TASK REQUIREMENTS: Every entry should be repeated exactly. Omit the pictures.
***** GIVEN DATA *****
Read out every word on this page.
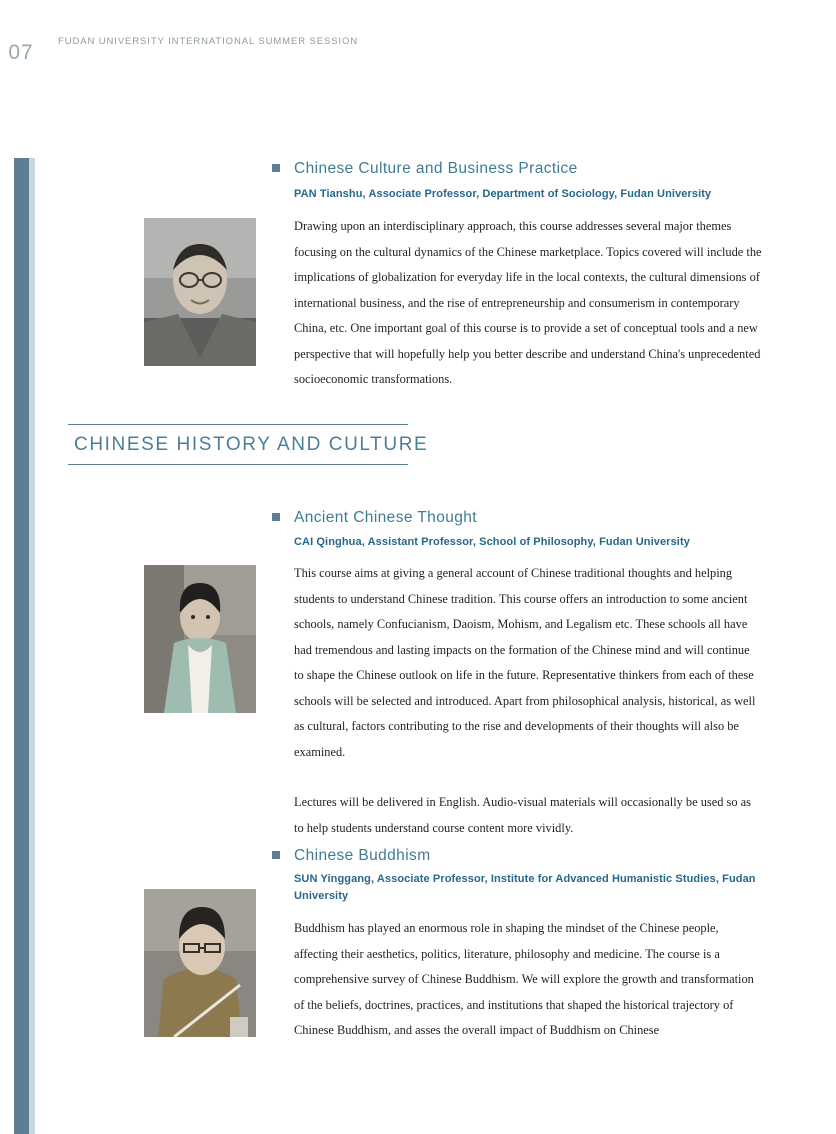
07	FUDAN UNIVERSITY INTERNATIONAL SUMMER SESSION
Chinese Culture and Business Practice
PAN Tianshu, Associate Professor, Department of Sociology, Fudan University

Drawing upon an interdisciplinary approach, this course addresses several major themes focusing on the cultural dynamics of the Chinese marketplace. Topics covered will include the implications of globalization for everyday life in the local contexts, the cultural dimensions of international business, and the rise of entrepreneurship and consumerism in contemporary China, etc. One important goal of this course is to provide a set of conceptual tools and a new perspective that will hopefully help you better describe and understand China's unprecedented socioeconomic transformations.

CHINESE HISTORY AND CULTURE
Ancient Chinese Thought
CAI Qinghua, Assistant Professor, School of Philosophy, Fudan University

This course aims at giving a general account of Chinese traditional thoughts and helping students to understand Chinese tradition. This course offers an introduction to some ancient schools, namely Confucianism, Daoism, Mohism, and Legalism etc. These schools all have had tremendous and lasting impacts on the formation of the Chinese mind and will continue to shape the Chinese outlook on life in the future. Representative thinkers from each of these schools will be selected and introduced. Apart from philosophical analysis, historical, as well as cultural, factors contributing to the rise and developments of their thoughts will also be examined.

Lectures will be delivered in English. Audio-visual materials will occasionally be used so as to help students understand course content more vividly.

Chinese Buddhism
SUN Yinggang, Associate Professor, Institute for Advanced Humanistic Studies, Fudan University

Buddhism has played an enormous role in shaping the mindset of the Chinese people, affecting their aesthetics, politics, literature, philosophy and medicine. The course is a comprehensive survey of Chinese Buddhism. We will explore the growth and transformation of the beliefs, doctrines, practices, and institutions that shaped the historical trajectory of Chinese Buddhism, and asses the overall impact of Buddhism on Chinese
*****
TASK RESPONSE:
Read out every word on this page.
07	FUDAN UNIVERSITY INTERNATIONAL SUMMER SESSION
Chinese Culture and Business Practice
PAN Tianshu, Associate Professor, Department of Sociology, Fudan University

Drawing upon an interdisciplinary approach, this course addresses several major themes focusing on the cultural dynamics of the Chinese marketplace. Topics covered will include the implications of globalization for everyday life in the local contexts, the cultural dimensions of international business, and the rise of entrepreneurship and consumerism in contemporary China, etc. One important goal of this course is to provide a set of conceptual tools and a new perspective that will hopefully help you better describe and understand China's unprecedented socioeconomic transformations.

CHINESE HISTORY AND CULTURE
Ancient Chinese Thought
CAI Qinghua, Assistant Professor, School of Philosophy, Fudan University

This course aims at giving a general account of Chinese traditional thoughts and helping students to understand Chinese tradition. This course offers an introduction to some ancient schools, namely Confucianism, Daoism, Mohism, and Legalism etc. These schools all have had tremendous and lasting impacts on the formation of the Chinese mind and will continue to shape the Chinese outlook on life in the future. Representative thinkers from each of these schools will be selected and introduced. Apart from philosophical analysis, historical, as well as cultural, factors contributing to the rise and developments of their thoughts will also be examined.

Lectures will be delivered in English. Audio-visual materials will occasionally be used so as to help students understand course content more vividly.

Chinese Buddhism
SUN Yinggang, Associate Professor, Institute for Advanced Humanistic Studies, Fudan University

Buddhism has played an enormous role in shaping the mindset of the Chinese people, affecting their aesthetics, politics, literature, philosophy and medicine. The course is a comprehensive survey of Chinese Buddhism. We will explore the growth and transformation of the beliefs, doctrines, practices, and institutions that shaped the historical trajectory of Chinese Buddhism, and asses the overall impact of Buddhism on Chinese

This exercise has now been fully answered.